**Problem details**
Reproduce every one of the entries below word for word, omitting the pictures.

(Layout entries)
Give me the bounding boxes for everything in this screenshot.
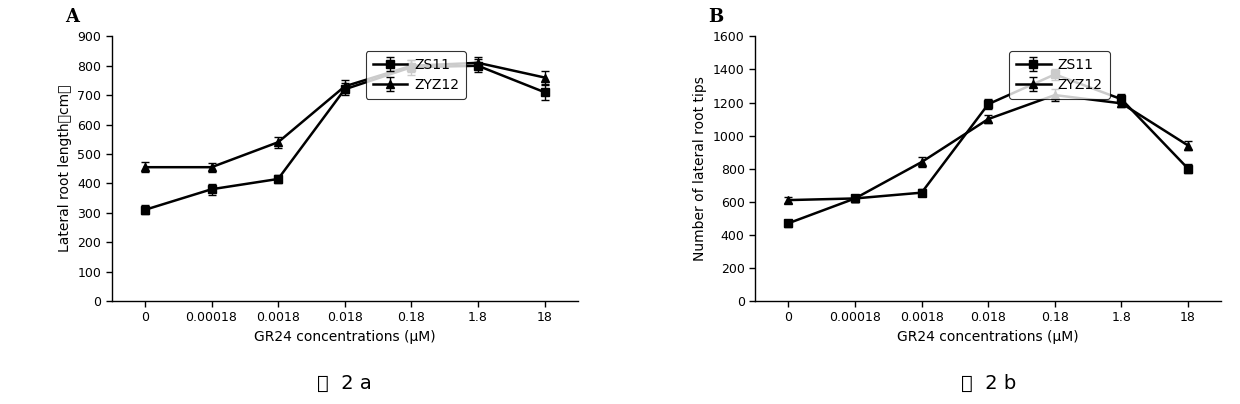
X-axis label: GR24 concentrations (μM): GR24 concentrations (μM) — [254, 330, 435, 344]
Y-axis label: Lateral root length（cm）: Lateral root length（cm） — [57, 85, 72, 253]
Text: A: A — [64, 8, 79, 26]
Legend: ZS11, ZYZ12: ZS11, ZYZ12 — [366, 51, 466, 99]
Text: B: B — [708, 8, 724, 26]
Text: 图  2 a: 图 2 a — [317, 374, 372, 393]
X-axis label: GR24 concentrations (μM): GR24 concentrations (μM) — [898, 330, 1079, 344]
Legend: ZS11, ZYZ12: ZS11, ZYZ12 — [1009, 51, 1110, 99]
Y-axis label: Number of lateral root tips: Number of lateral root tips — [693, 76, 707, 261]
Text: 图  2 b: 图 2 b — [961, 374, 1016, 393]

**Output for this task**
Give me the bounding boxes for everything in this screenshot.
X-axis label: GR24 concentrations (μM): GR24 concentrations (μM) — [254, 330, 435, 344]
Y-axis label: Lateral root length（cm）: Lateral root length（cm） — [57, 85, 72, 253]
Text: A: A — [64, 8, 79, 26]
Legend: ZS11, ZYZ12: ZS11, ZYZ12 — [366, 51, 466, 99]
Text: B: B — [708, 8, 724, 26]
Text: 图  2 a: 图 2 a — [317, 374, 372, 393]
X-axis label: GR24 concentrations (μM): GR24 concentrations (μM) — [898, 330, 1079, 344]
Legend: ZS11, ZYZ12: ZS11, ZYZ12 — [1009, 51, 1110, 99]
Y-axis label: Number of lateral root tips: Number of lateral root tips — [693, 76, 707, 261]
Text: 图  2 b: 图 2 b — [961, 374, 1016, 393]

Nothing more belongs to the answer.